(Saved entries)

/---

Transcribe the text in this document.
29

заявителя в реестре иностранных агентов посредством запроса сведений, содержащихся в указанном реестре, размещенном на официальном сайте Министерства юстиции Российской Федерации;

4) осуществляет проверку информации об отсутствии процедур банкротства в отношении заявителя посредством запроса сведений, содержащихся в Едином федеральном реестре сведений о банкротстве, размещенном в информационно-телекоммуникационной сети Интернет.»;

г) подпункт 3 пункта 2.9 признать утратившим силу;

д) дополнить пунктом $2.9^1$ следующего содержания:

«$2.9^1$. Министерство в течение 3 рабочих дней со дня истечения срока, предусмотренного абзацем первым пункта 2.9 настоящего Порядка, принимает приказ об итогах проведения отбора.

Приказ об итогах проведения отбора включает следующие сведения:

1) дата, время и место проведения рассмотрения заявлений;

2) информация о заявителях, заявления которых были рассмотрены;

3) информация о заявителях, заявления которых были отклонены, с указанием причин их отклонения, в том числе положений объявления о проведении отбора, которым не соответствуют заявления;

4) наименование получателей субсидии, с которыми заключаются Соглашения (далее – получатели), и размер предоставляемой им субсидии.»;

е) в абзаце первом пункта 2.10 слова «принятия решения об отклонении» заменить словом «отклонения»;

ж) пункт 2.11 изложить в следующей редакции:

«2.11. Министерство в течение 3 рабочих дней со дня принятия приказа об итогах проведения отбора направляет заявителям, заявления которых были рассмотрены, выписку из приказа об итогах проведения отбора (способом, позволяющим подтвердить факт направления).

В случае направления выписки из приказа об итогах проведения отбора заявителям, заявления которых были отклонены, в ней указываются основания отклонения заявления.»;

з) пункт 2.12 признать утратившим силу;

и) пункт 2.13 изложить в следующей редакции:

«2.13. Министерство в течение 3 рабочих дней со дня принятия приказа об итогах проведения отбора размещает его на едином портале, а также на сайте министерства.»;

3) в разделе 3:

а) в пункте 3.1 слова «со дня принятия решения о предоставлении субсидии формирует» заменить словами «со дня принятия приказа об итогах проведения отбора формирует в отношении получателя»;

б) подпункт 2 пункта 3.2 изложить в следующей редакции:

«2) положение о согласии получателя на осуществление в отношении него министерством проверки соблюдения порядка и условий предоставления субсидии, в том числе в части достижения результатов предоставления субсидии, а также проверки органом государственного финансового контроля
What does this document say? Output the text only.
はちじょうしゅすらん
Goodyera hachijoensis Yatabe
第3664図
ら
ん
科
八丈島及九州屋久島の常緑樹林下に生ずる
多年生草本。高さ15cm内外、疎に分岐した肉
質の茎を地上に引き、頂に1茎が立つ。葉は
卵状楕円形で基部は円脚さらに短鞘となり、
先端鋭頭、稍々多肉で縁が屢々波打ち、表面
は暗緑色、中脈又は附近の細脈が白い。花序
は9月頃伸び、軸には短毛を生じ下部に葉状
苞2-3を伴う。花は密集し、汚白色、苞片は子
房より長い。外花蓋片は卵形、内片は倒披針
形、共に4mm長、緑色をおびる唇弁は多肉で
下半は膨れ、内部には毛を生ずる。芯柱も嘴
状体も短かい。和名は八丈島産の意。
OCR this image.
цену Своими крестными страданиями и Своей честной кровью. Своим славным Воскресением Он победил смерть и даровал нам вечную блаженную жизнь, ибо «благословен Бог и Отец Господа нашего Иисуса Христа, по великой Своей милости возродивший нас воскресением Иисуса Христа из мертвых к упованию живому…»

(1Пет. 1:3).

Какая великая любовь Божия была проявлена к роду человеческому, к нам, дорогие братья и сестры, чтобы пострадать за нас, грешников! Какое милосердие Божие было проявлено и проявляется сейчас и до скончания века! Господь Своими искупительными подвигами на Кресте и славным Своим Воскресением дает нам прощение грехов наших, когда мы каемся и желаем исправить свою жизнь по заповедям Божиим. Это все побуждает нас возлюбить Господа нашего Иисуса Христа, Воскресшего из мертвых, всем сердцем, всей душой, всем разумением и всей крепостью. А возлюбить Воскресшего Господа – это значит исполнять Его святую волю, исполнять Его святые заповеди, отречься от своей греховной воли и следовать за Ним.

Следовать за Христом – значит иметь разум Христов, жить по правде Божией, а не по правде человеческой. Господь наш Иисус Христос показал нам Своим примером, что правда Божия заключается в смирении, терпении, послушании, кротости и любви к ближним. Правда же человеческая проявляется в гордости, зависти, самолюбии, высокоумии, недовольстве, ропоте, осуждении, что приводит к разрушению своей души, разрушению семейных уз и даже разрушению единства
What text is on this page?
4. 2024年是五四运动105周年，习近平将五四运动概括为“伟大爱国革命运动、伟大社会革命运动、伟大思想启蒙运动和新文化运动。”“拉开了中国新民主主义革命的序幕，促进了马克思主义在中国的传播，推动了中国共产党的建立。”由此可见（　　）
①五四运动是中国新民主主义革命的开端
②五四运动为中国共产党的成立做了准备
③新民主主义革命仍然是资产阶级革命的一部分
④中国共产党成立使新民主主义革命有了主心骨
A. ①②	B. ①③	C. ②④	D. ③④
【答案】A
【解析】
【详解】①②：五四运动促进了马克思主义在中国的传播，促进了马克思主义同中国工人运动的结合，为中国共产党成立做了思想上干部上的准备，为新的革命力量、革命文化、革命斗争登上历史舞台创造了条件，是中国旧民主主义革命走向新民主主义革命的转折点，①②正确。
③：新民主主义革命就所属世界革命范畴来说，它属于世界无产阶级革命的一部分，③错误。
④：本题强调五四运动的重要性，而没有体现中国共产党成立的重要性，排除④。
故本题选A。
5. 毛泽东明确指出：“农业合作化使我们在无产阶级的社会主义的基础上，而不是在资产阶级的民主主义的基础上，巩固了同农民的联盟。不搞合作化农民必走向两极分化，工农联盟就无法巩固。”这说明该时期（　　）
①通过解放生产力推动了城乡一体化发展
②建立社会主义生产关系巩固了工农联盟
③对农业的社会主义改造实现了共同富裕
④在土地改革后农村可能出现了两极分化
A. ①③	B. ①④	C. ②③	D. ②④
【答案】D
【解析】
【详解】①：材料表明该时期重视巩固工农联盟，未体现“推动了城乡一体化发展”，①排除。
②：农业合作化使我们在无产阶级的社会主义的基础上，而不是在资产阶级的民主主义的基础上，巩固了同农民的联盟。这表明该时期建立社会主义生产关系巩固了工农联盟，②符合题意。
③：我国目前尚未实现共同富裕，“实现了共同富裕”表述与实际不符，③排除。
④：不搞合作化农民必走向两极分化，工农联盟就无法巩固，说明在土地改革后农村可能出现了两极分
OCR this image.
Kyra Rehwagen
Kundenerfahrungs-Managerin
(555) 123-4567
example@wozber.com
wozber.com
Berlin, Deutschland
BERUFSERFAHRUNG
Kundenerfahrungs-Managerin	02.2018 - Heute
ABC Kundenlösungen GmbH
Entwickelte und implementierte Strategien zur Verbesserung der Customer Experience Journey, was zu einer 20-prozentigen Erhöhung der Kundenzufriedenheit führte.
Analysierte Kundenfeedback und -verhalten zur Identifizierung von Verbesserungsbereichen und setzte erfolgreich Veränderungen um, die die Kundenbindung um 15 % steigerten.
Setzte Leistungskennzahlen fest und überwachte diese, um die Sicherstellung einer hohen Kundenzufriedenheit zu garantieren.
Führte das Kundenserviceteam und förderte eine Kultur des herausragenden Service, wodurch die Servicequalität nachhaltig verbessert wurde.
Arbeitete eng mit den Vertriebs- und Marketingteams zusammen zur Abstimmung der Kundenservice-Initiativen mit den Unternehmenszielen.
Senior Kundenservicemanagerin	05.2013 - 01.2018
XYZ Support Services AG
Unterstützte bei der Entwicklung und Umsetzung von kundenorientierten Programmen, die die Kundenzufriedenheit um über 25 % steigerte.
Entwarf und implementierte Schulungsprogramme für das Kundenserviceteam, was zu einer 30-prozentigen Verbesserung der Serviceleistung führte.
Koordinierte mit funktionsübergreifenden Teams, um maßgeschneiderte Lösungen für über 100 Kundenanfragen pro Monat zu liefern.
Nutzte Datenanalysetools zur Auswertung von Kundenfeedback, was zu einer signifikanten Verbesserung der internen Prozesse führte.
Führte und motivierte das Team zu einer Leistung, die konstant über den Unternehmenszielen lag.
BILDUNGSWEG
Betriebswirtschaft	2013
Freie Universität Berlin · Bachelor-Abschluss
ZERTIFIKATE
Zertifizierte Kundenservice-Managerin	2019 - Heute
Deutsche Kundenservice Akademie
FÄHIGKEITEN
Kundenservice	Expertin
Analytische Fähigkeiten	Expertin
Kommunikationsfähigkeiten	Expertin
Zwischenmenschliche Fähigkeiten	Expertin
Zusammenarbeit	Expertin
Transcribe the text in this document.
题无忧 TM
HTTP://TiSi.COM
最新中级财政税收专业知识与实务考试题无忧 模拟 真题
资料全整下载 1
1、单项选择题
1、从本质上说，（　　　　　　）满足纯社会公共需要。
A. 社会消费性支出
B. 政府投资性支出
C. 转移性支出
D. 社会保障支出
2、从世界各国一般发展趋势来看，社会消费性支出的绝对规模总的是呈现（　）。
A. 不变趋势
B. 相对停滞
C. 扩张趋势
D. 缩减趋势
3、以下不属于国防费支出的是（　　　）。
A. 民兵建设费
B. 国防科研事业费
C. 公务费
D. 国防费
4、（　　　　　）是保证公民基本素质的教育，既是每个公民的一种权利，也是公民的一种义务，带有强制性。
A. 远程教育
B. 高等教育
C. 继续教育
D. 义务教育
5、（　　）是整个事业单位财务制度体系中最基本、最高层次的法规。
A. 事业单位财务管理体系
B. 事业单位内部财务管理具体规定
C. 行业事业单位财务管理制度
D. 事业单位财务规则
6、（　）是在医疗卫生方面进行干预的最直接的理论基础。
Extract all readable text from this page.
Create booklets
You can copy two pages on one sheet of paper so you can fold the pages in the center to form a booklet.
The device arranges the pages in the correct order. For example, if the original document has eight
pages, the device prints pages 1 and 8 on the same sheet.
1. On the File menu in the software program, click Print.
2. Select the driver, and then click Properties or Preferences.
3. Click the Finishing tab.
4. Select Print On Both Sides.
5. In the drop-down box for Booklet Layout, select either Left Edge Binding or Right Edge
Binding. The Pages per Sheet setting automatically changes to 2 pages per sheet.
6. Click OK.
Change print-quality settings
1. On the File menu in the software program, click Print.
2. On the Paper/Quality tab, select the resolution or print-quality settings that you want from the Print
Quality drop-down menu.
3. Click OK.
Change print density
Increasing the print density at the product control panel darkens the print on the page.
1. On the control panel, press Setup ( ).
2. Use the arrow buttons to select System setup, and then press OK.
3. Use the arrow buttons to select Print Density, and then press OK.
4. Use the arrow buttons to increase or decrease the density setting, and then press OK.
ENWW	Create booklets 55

\---

## Stated goal
Pull out and copy each line containing the string "размещенном".

## Task output
заявителя в реестре иностранных агентов посредством запроса сведений, содержащихся в указанном реестре, размещенном на официальном сайте Министерства юстиции Российской Федерации;
4) осуществляет проверку информации об отсутствии процедур банкротства в отношении заявителя посредством запроса сведений, содержащихся в Едином федеральном реестре сведений о банкротстве, размещенном в информационно-телекоммуникационной сети Интернет.»;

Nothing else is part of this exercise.